(EXERCISE DETAILS)
Track down each line that has the word "Number" and copy it.

(SOURCE RECORDS)
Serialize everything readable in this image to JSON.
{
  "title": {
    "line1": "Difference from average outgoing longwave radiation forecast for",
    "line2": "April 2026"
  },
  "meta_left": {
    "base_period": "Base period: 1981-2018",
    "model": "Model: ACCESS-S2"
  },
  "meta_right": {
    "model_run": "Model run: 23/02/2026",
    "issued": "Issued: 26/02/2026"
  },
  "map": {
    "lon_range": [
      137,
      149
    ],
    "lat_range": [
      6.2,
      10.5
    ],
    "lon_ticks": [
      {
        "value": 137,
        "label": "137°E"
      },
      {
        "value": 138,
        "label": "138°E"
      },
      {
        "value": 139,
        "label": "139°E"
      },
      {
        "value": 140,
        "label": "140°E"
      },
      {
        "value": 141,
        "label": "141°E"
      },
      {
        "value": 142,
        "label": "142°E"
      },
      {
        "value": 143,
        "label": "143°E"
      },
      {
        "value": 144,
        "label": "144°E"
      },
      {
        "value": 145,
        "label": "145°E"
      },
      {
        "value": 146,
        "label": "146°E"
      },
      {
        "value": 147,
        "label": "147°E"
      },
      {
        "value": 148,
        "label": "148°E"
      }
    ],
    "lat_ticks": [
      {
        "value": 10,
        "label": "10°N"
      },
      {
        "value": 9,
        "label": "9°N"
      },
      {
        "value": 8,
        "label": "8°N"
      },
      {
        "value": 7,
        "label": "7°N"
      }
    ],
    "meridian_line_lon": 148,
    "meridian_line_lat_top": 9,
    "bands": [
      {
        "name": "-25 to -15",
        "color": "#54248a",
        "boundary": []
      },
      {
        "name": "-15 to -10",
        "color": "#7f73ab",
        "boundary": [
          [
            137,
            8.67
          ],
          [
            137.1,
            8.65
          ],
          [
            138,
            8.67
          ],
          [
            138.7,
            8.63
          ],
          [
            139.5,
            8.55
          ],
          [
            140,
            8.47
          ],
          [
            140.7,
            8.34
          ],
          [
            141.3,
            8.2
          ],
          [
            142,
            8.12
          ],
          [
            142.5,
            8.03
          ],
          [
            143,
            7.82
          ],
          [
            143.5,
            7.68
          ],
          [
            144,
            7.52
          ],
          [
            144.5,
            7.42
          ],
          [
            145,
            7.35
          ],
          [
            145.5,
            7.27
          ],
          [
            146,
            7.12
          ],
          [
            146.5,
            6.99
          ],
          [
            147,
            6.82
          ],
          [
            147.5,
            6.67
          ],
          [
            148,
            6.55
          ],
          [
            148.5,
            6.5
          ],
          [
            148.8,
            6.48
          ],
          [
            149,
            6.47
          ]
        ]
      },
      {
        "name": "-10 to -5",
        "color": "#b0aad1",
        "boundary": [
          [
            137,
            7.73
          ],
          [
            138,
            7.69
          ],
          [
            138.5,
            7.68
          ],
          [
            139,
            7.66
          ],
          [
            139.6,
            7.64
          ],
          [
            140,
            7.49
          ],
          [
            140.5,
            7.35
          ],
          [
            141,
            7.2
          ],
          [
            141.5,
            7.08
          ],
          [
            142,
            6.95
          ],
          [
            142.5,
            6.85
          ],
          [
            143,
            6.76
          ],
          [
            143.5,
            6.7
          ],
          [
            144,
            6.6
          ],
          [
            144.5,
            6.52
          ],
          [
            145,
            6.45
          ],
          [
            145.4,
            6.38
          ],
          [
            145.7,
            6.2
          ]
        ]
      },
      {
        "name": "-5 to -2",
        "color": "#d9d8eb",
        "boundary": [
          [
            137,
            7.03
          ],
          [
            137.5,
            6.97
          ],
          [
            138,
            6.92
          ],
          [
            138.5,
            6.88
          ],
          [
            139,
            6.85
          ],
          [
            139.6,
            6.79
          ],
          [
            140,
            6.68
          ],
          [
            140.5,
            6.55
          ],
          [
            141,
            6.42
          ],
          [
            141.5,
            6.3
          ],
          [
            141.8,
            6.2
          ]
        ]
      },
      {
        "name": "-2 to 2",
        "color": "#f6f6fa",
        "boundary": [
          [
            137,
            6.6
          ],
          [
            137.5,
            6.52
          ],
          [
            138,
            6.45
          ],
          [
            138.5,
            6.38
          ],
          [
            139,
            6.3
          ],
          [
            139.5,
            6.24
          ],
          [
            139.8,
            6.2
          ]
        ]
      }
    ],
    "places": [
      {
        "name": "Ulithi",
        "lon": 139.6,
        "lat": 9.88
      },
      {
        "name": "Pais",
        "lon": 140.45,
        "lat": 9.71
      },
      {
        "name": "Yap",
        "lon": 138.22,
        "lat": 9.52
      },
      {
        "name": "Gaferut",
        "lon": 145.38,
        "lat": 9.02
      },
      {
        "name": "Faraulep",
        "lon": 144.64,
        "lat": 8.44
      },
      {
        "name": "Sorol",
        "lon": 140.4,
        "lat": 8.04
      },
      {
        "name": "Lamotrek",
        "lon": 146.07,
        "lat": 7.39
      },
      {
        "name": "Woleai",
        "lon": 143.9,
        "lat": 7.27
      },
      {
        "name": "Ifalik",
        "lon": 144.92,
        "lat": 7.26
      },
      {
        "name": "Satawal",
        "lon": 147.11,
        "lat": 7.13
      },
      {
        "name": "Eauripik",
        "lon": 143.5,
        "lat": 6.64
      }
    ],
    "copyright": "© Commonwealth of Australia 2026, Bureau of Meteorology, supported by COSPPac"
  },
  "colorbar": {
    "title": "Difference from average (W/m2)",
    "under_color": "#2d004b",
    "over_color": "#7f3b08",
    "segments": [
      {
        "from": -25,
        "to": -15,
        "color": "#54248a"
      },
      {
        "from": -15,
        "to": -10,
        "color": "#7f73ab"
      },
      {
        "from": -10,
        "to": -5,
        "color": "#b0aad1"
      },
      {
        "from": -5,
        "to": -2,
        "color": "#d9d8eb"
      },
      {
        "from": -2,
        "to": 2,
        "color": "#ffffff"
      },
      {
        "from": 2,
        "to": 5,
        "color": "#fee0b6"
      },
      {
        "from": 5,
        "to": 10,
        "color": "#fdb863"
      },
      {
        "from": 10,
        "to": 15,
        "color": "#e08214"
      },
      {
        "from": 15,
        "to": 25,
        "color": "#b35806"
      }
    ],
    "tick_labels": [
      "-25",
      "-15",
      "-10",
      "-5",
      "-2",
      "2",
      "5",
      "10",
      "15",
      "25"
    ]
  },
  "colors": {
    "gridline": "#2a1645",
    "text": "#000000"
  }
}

...

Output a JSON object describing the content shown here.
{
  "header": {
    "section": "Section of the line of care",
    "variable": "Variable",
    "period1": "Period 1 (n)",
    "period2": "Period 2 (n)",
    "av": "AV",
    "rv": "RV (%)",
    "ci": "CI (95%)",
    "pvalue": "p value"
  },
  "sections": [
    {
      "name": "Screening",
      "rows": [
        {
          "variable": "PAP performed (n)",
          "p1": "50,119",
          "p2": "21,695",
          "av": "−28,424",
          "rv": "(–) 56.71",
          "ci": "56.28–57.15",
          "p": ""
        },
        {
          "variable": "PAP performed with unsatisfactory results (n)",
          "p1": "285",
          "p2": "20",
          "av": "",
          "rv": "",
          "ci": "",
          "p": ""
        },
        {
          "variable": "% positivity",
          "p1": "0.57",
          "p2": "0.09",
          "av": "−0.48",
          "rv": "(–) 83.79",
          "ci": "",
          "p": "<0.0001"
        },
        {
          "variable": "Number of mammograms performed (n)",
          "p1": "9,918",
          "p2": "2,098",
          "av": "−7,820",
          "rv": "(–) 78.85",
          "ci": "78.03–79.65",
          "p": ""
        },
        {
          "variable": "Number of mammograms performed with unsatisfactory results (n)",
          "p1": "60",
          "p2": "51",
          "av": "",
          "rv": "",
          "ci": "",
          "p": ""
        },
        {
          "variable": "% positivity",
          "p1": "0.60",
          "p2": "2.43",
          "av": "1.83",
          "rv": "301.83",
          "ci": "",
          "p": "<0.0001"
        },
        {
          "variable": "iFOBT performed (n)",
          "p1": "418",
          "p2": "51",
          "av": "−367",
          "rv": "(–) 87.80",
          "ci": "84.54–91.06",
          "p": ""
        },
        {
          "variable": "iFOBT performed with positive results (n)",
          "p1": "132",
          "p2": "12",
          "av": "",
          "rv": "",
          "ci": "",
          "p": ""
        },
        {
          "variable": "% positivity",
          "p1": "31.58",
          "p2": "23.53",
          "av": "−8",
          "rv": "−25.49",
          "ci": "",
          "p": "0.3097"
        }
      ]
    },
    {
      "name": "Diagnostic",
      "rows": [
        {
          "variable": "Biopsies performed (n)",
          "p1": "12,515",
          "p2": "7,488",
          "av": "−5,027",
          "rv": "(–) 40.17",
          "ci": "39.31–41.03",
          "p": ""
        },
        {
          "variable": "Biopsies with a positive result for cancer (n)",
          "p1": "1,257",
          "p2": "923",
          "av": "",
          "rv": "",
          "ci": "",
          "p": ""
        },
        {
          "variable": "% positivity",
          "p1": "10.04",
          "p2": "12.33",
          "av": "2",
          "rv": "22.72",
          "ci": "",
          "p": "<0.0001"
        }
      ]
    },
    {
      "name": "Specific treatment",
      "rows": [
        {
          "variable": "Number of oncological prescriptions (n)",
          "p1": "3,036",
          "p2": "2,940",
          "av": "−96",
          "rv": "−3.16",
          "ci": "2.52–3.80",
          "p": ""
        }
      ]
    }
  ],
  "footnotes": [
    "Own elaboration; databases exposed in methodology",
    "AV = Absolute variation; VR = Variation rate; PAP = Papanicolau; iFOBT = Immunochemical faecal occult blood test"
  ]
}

--

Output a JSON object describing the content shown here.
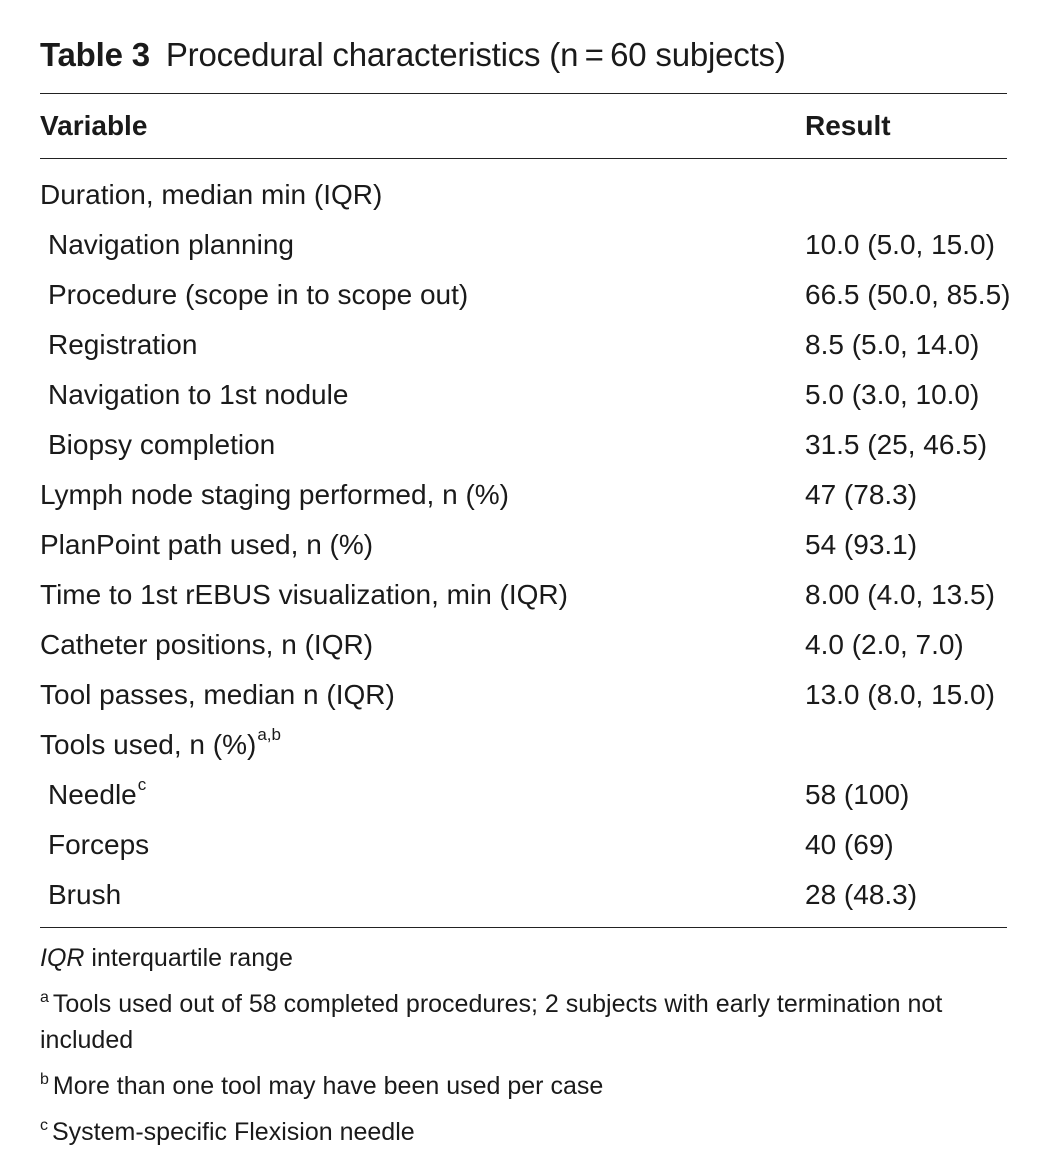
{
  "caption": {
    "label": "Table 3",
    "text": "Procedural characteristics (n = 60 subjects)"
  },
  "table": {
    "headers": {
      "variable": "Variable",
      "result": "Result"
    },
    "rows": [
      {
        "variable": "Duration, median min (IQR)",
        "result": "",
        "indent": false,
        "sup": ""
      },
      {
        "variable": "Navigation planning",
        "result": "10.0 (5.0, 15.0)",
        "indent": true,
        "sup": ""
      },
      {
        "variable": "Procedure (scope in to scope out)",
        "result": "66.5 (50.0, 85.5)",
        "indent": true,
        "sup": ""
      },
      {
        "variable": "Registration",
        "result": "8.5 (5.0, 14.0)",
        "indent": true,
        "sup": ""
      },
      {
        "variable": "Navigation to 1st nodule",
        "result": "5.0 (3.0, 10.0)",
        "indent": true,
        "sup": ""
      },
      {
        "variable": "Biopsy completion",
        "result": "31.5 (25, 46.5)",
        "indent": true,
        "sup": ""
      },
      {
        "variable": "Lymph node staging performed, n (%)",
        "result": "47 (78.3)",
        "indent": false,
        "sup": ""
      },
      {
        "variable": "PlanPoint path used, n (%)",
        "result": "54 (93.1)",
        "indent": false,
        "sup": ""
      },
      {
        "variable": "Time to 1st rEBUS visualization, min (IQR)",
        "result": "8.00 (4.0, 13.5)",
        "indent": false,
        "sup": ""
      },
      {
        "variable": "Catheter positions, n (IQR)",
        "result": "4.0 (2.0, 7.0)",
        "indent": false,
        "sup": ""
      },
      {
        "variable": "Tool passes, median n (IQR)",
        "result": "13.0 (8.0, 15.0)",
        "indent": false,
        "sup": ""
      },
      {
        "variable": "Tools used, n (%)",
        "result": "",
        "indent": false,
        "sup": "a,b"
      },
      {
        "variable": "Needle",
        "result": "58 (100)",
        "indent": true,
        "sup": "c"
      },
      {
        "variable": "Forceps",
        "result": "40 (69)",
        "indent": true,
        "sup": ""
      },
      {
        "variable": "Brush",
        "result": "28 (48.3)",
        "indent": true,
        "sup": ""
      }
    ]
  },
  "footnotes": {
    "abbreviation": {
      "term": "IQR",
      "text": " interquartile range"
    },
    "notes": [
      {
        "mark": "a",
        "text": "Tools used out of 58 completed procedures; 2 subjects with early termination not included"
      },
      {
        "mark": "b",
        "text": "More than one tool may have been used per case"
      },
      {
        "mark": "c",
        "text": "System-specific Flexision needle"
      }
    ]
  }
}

(REPLY)
          "variable": "Number of mammograms performed (n)",
          "variable": "Number of mammograms performed with unsatisfactory results (n)",
          "variable": "Number of oncological prescriptions (n)",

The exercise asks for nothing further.